# TO BE DONE:
Find every line in the records below that contains the word "data", and copy each such line.
+---+
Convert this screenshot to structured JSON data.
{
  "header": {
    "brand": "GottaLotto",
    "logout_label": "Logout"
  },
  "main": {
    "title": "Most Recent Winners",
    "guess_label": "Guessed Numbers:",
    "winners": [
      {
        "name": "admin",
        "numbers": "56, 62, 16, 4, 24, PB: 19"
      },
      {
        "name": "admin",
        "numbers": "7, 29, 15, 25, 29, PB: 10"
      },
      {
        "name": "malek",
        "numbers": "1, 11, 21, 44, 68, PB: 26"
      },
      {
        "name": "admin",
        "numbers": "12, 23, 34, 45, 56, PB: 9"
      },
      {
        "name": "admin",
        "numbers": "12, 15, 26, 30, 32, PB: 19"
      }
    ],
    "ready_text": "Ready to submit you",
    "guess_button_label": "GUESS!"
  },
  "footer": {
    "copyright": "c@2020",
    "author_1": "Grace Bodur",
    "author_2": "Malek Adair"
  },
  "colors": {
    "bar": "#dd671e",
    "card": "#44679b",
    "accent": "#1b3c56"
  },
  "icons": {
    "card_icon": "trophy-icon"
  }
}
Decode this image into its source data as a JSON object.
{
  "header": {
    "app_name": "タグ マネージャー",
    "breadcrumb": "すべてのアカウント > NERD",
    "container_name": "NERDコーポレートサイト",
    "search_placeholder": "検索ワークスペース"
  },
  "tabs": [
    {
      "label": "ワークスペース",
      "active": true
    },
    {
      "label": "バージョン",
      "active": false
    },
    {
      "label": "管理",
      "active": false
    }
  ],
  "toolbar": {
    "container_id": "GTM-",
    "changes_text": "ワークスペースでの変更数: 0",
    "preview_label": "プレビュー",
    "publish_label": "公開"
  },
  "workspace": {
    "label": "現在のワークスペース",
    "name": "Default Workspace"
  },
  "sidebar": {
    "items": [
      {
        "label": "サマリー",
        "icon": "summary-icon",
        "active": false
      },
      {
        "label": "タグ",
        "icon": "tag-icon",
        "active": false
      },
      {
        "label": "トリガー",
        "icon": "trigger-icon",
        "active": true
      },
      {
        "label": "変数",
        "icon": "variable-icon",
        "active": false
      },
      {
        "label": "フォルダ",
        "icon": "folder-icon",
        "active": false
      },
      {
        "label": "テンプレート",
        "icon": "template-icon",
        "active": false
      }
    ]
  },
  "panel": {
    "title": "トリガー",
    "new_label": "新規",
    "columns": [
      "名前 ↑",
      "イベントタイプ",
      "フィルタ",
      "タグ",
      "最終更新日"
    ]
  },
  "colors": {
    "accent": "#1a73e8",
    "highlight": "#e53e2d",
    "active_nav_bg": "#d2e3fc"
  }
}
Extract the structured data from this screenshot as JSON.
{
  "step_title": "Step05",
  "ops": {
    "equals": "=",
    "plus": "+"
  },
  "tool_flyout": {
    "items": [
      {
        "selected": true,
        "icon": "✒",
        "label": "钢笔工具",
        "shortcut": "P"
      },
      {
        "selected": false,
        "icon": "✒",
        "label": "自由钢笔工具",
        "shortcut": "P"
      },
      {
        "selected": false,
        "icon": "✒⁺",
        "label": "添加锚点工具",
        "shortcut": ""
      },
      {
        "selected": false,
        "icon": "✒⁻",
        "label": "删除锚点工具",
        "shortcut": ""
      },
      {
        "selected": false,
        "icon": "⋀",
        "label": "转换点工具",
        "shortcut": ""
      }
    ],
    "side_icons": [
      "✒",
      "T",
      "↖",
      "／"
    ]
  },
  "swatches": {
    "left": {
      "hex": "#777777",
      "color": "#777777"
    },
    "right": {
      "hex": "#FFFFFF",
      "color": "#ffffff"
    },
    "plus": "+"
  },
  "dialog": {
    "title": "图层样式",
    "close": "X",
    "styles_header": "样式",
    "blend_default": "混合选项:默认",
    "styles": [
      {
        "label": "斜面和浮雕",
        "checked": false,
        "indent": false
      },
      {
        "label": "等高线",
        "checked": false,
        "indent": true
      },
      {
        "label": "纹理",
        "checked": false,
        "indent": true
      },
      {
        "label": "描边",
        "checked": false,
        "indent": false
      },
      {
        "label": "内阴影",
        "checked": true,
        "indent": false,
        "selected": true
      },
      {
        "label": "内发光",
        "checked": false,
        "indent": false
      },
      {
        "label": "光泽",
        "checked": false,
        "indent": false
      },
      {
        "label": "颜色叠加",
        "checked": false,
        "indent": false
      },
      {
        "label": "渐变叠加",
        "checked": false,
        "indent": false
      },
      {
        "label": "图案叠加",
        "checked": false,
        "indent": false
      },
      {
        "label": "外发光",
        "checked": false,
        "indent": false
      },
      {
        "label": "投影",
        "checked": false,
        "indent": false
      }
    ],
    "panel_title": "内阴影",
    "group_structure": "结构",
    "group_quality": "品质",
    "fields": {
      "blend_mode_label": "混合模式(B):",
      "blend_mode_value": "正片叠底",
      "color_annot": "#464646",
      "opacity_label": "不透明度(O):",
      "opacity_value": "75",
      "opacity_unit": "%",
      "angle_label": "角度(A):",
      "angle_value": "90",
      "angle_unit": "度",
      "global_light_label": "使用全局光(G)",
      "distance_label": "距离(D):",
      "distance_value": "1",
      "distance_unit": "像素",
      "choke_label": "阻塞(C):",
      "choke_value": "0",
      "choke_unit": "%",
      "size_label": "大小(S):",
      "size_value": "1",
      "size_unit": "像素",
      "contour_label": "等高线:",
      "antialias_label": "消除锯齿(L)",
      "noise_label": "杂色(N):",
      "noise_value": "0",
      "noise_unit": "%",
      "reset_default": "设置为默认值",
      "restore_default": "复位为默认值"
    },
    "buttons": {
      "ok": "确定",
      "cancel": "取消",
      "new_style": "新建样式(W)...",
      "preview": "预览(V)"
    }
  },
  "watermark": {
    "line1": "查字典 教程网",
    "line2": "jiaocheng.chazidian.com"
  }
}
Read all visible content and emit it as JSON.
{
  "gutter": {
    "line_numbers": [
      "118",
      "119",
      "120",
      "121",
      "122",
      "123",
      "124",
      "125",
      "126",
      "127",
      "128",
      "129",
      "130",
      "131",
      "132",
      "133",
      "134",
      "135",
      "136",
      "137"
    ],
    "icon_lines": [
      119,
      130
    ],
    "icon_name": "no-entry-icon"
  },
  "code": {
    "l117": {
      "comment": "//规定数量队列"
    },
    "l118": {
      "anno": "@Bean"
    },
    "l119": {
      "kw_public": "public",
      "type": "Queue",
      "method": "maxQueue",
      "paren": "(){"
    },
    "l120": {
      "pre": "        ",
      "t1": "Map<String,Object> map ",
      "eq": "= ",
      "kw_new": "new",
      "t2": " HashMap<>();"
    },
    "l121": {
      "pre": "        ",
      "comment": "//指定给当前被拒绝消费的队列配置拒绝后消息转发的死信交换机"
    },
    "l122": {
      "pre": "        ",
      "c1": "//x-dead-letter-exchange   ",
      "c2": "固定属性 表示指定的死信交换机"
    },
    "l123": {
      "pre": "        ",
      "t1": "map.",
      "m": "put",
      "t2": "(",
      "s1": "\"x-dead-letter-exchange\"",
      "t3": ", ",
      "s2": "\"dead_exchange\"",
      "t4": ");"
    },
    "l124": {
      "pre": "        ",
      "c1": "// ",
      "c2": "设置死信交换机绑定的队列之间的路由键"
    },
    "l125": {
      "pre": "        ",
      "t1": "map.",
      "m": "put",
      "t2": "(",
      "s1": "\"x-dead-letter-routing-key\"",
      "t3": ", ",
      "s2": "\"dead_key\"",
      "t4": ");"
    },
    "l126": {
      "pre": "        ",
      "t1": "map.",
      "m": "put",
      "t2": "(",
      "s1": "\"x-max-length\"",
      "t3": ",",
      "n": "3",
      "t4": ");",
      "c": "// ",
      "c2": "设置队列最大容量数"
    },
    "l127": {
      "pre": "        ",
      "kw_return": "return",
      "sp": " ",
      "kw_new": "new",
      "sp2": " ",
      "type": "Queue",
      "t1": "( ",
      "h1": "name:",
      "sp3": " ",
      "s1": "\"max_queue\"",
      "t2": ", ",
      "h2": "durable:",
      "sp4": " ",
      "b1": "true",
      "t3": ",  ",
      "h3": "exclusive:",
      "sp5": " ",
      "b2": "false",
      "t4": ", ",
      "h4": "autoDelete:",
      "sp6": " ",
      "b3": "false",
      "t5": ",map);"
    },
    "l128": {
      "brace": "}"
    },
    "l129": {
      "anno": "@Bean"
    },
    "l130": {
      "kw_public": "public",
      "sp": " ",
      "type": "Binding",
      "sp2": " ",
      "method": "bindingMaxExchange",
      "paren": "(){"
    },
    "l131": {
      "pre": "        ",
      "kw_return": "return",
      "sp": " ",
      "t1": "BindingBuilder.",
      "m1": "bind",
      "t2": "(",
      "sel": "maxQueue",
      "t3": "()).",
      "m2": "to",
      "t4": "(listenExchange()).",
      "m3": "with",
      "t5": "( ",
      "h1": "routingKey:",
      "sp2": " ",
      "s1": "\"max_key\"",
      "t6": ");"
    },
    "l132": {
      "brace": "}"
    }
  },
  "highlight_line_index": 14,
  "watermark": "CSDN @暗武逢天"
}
+---+
# EXPECTED ANSWER:
Convert this screenshot to structured JSON data.
Decode this image into its source data as a JSON object.
Extract the structured data from this screenshot as JSON.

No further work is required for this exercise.